◆ What the exercise asks ◆
In the records below, find each line with the word "name" and copy it.

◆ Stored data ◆
┄┄┄┄┄┄

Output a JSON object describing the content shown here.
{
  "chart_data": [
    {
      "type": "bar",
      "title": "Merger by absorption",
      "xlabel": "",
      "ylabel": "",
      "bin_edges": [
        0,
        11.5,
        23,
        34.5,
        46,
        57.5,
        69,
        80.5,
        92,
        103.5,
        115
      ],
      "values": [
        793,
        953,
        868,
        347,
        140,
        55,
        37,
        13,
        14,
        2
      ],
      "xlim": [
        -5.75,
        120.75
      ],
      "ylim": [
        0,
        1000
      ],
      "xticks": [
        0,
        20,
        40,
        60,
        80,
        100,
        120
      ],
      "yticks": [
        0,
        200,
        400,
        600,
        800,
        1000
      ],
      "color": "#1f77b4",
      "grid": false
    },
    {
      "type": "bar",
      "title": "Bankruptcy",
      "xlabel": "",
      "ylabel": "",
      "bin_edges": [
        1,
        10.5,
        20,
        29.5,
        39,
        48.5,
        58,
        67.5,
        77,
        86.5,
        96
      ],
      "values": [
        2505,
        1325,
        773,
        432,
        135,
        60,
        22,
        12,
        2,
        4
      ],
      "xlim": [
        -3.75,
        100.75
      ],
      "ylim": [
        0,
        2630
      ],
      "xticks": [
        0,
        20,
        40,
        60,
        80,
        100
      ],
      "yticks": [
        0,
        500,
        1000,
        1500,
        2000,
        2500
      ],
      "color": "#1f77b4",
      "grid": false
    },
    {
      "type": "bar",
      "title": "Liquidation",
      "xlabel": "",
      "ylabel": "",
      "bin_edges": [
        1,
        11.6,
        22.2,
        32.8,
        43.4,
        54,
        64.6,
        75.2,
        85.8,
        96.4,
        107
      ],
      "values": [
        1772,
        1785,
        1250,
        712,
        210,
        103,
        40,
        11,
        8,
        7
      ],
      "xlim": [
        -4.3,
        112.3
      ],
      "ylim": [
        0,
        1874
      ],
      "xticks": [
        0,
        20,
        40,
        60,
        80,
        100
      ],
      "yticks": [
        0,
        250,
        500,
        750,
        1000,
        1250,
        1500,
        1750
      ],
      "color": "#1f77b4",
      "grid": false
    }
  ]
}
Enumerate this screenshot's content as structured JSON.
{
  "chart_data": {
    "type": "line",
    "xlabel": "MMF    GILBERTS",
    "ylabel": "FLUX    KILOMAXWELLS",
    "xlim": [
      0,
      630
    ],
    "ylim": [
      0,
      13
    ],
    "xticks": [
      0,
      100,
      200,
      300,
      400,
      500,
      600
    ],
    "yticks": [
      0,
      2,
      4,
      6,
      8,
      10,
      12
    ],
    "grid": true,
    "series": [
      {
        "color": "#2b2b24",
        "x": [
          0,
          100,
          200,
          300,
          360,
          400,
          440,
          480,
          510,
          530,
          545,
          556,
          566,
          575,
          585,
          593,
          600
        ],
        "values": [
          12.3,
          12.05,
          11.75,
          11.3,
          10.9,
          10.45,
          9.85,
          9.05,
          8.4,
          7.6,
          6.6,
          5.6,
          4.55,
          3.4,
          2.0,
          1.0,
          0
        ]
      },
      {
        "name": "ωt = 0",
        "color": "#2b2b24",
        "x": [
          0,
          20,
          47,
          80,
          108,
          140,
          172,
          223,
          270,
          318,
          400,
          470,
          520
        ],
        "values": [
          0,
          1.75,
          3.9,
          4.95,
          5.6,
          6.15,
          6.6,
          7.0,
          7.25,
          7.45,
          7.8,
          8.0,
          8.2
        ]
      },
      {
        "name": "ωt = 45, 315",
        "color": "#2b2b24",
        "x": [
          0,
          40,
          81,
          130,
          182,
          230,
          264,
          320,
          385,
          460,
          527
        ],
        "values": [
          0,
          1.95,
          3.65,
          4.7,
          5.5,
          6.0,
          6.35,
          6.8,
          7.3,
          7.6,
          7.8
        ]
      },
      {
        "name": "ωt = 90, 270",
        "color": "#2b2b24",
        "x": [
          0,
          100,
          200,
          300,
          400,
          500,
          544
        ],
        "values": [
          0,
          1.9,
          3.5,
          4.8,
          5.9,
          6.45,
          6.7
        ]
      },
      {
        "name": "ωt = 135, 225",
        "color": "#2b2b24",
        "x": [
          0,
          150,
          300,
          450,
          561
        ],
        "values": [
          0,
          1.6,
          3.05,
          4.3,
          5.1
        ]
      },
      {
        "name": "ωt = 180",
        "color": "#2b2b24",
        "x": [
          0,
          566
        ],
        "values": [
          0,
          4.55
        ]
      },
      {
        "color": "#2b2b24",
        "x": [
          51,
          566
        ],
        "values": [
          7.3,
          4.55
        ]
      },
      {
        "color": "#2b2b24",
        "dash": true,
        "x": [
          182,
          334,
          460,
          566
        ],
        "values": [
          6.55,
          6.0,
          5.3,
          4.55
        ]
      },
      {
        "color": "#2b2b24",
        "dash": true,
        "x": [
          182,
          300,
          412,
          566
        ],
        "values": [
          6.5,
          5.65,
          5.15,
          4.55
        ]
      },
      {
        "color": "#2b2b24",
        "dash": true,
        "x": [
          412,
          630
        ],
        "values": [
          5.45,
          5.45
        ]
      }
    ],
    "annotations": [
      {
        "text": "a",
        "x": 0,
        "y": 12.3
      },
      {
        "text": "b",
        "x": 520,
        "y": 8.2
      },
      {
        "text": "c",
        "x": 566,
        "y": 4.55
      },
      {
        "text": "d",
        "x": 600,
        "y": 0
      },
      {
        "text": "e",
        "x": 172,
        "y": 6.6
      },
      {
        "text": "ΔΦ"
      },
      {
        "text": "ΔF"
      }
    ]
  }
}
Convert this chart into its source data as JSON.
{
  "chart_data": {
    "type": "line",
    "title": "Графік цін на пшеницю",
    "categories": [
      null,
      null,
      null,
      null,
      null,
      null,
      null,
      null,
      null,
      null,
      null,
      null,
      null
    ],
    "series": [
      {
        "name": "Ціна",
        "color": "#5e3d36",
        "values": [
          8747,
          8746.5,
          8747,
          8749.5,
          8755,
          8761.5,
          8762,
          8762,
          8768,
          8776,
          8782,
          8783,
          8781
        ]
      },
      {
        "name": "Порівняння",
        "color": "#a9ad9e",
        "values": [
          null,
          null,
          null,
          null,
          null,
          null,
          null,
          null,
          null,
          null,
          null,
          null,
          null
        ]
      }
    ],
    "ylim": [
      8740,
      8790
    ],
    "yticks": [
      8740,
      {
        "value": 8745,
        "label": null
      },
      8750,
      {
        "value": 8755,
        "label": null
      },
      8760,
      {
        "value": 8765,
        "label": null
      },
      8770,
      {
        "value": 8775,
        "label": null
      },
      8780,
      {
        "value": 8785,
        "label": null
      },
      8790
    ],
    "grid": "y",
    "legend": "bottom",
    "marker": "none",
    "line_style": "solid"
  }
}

┄┄┄┄┄┄

◆ Complete response ◆
        "name": "ωt = 0",
        "name": "ωt = 45, 315",
        "name": "ωt = 90, 270",
        "name": "ωt = 135, 225",
        "name": "ωt = 180",
        "name": "Ціна",
        "name": "Порівняння",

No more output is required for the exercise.